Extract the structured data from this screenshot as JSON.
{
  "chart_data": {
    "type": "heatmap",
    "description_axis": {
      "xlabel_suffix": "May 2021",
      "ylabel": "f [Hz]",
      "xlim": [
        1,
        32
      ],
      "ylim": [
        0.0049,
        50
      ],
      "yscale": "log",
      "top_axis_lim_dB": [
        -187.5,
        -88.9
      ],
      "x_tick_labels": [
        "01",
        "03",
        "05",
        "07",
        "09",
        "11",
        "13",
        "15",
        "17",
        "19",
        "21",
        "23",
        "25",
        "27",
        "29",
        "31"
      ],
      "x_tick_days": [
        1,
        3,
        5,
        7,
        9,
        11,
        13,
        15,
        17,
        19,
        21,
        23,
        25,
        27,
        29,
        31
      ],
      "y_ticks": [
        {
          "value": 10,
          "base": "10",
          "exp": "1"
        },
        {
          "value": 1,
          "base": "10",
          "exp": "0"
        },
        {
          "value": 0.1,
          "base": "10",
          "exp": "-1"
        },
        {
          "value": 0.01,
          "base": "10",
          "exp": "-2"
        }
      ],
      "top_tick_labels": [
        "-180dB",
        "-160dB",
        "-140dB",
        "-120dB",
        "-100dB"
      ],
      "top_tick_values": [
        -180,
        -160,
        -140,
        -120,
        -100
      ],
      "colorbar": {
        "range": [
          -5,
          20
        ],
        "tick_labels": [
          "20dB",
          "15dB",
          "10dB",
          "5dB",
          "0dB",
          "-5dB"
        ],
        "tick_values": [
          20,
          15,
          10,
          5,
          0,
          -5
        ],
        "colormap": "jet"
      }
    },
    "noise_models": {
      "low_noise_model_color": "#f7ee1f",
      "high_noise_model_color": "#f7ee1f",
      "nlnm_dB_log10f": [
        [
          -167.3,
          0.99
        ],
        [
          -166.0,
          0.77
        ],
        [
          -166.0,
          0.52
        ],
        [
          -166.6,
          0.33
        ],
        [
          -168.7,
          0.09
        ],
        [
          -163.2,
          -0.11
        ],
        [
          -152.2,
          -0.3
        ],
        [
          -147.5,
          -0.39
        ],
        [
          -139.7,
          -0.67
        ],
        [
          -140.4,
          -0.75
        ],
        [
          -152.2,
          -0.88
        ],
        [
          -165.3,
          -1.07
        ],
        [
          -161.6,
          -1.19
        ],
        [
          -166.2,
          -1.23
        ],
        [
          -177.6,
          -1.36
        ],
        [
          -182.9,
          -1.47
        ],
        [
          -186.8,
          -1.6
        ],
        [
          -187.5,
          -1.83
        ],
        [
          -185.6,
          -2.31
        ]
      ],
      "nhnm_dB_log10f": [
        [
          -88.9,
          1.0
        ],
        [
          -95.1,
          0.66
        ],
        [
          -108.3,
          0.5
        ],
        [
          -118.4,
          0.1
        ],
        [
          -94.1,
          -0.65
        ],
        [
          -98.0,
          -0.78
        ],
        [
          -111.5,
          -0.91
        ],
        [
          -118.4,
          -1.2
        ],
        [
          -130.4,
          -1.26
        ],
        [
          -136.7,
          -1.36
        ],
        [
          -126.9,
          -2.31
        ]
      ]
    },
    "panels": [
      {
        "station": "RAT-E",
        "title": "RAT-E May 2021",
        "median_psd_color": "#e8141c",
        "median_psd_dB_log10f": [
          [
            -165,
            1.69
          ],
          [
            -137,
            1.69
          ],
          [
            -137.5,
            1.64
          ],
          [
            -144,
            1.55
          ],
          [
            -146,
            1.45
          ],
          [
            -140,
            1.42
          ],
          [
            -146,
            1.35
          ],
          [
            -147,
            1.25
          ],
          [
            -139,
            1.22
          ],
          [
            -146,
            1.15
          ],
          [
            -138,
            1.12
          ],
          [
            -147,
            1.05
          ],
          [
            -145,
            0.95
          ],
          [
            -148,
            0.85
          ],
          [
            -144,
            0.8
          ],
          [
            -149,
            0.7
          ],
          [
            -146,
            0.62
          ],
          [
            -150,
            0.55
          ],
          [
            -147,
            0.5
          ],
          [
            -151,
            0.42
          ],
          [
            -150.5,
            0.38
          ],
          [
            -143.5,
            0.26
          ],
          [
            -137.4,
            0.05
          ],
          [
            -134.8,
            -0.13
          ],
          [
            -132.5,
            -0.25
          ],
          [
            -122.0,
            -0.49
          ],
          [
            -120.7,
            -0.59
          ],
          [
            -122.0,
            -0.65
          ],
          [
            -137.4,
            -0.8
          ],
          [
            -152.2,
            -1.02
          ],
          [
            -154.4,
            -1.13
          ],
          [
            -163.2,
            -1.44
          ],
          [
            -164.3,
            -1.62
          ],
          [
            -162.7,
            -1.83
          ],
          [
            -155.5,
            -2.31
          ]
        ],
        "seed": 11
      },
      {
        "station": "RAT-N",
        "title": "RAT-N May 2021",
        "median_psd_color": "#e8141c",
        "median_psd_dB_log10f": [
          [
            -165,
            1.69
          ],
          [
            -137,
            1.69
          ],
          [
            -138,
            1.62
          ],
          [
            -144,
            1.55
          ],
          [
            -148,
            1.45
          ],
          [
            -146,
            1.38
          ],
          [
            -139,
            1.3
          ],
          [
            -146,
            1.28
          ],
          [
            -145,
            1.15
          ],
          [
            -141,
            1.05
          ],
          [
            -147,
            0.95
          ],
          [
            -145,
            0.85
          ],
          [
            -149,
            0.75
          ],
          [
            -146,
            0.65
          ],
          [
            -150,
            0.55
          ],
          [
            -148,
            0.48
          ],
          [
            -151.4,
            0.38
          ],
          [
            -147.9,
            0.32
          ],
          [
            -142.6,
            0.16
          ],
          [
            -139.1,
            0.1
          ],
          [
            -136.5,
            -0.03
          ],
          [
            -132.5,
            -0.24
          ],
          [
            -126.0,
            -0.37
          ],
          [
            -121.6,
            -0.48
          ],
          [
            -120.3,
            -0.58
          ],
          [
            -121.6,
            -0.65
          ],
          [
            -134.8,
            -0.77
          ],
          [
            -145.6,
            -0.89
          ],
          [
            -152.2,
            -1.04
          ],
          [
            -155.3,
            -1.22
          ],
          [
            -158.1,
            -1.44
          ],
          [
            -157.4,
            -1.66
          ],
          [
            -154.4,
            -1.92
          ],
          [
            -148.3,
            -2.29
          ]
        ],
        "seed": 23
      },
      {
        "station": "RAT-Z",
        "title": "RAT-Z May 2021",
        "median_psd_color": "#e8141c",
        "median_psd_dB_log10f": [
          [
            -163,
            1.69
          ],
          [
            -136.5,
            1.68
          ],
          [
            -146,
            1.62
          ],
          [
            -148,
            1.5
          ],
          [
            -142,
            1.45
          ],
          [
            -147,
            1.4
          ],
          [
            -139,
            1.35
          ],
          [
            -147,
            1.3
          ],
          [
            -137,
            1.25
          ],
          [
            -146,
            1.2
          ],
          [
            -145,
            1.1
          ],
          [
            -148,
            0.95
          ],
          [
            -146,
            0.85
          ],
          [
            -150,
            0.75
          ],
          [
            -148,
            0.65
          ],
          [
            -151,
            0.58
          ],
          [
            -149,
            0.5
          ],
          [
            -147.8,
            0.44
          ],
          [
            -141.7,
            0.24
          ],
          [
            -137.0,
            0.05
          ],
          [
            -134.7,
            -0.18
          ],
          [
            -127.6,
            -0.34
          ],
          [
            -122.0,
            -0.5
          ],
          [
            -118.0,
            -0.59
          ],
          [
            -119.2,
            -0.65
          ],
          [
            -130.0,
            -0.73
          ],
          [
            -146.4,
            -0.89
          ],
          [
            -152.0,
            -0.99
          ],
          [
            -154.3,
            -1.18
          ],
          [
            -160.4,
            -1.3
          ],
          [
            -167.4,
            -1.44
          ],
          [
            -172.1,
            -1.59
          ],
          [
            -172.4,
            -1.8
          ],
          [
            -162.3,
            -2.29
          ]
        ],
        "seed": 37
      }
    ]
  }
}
++++
SHORT PROBLEM: Copy every line that includes the string "title" from the material above.

RESULT BELOW:
        "title": "RAT-E May 2021",
        "title": "RAT-N May 2021",
        "title": "RAT-Z May 2021",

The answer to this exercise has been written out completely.